■ WORK TO COMPLETE
Give the lines again exactly, from the one holding "Transcribe the text in this document." to the last line of the listing below, both ends included and nothing added.

■ SUPPLIED ENTRIES

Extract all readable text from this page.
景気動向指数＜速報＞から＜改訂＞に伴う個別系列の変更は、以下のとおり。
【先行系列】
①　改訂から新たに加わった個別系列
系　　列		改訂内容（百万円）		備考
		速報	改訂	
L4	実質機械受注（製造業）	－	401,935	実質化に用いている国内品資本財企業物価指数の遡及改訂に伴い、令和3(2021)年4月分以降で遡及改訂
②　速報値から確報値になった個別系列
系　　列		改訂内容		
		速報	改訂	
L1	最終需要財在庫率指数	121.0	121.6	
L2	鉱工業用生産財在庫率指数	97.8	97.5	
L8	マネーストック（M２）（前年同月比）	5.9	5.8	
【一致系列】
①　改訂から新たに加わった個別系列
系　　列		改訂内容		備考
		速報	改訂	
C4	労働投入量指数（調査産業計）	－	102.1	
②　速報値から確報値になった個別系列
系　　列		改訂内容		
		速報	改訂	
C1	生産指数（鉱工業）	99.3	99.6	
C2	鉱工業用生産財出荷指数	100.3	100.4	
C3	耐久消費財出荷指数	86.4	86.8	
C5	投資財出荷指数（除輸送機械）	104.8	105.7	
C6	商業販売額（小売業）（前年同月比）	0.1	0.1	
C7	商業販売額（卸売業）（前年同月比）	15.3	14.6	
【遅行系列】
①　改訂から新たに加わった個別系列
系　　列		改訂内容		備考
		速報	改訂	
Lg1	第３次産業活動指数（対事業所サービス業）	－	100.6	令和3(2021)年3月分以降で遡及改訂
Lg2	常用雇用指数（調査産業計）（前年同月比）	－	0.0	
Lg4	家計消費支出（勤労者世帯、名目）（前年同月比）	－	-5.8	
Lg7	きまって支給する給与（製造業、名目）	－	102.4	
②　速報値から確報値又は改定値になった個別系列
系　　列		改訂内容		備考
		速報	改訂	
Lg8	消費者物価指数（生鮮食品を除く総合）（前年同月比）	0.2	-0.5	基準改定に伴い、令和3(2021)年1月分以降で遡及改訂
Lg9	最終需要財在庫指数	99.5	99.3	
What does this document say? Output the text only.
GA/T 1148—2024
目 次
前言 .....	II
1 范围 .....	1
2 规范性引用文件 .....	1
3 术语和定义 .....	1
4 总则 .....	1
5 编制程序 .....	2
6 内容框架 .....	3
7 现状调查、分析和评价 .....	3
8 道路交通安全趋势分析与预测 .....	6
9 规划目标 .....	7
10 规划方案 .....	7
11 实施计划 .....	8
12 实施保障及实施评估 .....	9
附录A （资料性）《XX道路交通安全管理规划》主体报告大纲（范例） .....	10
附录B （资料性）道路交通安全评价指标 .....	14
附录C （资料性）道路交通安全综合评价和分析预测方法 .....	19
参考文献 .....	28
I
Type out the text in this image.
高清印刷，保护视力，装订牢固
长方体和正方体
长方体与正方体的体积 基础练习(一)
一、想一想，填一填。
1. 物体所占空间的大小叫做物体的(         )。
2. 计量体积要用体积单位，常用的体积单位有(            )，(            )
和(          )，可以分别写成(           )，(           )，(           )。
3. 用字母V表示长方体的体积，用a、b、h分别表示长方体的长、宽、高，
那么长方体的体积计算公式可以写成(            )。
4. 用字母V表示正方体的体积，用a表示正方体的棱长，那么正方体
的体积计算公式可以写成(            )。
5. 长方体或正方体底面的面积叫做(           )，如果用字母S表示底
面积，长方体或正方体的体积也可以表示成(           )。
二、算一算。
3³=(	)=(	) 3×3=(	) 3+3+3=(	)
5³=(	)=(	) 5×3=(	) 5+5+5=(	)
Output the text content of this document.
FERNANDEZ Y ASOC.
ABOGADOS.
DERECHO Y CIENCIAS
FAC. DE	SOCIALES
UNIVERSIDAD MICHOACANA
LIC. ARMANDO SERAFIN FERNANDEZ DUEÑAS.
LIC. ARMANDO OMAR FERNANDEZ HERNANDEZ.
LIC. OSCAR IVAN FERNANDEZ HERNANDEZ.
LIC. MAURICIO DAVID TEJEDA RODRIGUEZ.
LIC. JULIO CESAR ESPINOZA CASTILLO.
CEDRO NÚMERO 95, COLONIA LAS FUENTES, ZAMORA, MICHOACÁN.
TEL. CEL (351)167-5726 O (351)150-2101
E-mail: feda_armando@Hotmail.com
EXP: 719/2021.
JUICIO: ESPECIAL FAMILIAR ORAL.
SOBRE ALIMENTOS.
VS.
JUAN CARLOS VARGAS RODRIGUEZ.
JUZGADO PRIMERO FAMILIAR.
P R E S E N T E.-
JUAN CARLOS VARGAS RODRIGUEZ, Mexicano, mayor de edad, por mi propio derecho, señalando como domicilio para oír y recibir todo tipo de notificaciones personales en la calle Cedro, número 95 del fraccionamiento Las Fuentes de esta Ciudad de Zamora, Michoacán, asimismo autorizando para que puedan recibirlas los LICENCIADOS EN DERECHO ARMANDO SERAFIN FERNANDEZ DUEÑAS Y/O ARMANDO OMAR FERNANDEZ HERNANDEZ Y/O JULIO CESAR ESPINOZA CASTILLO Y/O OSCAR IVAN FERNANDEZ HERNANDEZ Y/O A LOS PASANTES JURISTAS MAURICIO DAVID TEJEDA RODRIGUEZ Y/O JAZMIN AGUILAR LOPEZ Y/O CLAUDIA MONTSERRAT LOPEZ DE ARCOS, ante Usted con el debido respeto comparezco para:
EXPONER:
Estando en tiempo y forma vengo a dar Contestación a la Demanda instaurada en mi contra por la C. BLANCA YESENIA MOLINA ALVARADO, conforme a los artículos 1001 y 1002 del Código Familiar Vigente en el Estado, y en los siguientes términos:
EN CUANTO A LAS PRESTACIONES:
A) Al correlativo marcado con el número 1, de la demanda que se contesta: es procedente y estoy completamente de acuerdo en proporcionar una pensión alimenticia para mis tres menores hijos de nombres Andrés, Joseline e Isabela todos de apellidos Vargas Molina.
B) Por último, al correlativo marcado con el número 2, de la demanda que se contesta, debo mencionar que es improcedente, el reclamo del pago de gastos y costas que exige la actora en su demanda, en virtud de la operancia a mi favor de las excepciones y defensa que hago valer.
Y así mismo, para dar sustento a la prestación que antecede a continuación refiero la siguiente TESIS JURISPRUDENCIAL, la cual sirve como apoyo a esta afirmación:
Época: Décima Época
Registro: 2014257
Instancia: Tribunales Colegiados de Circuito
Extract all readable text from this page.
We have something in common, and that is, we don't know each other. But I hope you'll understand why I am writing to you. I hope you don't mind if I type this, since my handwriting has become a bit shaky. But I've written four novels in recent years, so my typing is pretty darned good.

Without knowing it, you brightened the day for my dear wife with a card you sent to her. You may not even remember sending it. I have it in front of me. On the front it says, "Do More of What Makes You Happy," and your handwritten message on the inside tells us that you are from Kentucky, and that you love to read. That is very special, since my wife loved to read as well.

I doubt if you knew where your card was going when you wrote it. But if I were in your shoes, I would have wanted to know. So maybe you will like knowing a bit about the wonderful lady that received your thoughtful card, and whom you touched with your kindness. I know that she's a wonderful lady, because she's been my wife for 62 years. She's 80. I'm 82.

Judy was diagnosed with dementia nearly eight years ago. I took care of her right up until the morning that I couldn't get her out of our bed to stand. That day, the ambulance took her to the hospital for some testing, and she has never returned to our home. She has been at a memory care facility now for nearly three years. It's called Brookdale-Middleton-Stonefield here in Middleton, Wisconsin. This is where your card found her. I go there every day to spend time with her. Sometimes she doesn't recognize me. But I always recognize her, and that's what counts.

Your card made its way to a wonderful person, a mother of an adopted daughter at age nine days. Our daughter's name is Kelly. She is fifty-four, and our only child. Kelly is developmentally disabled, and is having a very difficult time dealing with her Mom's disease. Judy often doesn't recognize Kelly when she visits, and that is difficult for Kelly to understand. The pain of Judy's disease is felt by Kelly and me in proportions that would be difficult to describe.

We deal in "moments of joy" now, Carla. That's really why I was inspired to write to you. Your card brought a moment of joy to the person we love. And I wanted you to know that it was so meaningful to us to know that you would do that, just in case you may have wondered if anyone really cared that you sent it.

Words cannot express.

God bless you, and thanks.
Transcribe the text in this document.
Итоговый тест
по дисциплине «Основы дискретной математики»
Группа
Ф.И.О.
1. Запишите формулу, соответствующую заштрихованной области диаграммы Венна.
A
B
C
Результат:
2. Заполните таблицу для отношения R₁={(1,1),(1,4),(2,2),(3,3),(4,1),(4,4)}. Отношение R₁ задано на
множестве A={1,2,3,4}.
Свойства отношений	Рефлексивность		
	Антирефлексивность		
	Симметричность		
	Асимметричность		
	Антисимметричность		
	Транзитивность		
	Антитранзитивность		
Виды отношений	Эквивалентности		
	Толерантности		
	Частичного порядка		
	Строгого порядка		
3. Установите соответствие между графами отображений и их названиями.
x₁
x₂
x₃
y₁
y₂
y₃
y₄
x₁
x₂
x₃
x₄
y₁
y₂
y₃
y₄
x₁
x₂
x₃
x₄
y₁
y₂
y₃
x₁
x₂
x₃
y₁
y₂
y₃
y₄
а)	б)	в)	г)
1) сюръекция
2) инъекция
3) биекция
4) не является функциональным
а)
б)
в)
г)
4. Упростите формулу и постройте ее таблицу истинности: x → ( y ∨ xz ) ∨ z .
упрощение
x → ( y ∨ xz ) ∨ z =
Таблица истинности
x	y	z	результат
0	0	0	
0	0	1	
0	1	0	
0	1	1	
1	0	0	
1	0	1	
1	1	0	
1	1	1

■ EXERCISE ANSWER
Transcribe the text in this document.
Итоговый тест
по дисциплине «Основы дискретной математики»
Группа
Ф.И.О.
1. Запишите формулу, соответствующую заштрихованной области диаграммы Венна.
A
B
C
Результат:
2. Заполните таблицу для отношения R₁={(1,1),(1,4),(2,2),(3,3),(4,1),(4,4)}. Отношение R₁ задано на
множестве A={1,2,3,4}.
Свойства отношений	Рефлексивность		
	Антирефлексивность		
	Симметричность		
	Асимметричность		
	Антисимметричность		
	Транзитивность		
	Антитранзитивность		
Виды отношений	Эквивалентности		
	Толерантности		
	Частичного порядка		
	Строгого порядка		
3. Установите соответствие между графами отображений и их названиями.
x₁
x₂
x₃
y₁
y₂
y₃
y₄
x₁
x₂
x₃
x₄
y₁
y₂
y₃
y₄
x₁
x₂
x₃
x₄
y₁
y₂
y₃
x₁
x₂
x₃
y₁
y₂
y₃
y₄
а)	б)	в)	г)
1) сюръекция
2) инъекция
3) биекция
4) не является функциональным
а)
б)
в)
г)
4. Упростите формулу и постройте ее таблицу истинности: x → ( y ∨ xz ) ∨ z .
упрощение
x → ( y ∨ xz ) ∨ z =
Таблица истинности
x	y	z	результат
0	0	0	
0	0	1	
0	1	0	
0	1	1	
1	0	0	
1	0	1	
1	1	0	
1	1	1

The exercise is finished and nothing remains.